Search the material below for the word "Wintam" and copy every line in which it occurs.

*-*-*

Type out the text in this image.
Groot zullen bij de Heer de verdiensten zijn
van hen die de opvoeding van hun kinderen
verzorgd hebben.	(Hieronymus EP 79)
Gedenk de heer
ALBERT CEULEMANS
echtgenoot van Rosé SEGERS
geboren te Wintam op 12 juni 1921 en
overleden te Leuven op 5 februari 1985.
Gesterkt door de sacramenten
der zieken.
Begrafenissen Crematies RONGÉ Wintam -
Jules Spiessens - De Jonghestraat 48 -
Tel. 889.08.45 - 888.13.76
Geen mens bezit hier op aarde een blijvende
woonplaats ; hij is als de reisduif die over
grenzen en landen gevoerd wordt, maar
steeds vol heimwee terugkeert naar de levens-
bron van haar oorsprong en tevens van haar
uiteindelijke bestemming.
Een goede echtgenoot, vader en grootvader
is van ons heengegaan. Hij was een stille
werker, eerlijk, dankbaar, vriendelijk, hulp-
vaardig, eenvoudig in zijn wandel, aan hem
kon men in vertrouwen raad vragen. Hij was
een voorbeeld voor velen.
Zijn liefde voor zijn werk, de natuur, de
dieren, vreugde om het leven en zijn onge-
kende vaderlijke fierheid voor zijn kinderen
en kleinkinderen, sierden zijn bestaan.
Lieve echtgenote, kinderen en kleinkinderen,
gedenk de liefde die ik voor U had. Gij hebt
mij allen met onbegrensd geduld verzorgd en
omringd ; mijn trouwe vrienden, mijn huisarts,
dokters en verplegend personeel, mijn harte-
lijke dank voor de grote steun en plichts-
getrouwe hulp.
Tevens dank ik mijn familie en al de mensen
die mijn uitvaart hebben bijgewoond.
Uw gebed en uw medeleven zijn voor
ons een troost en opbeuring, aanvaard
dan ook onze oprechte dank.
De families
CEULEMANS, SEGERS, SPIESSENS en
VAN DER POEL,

*-*-*

▸ **Correct answer**
geboren te Wintam op 12 juni 1921 en
Begrafenissen Crematies RONGÉ Wintam -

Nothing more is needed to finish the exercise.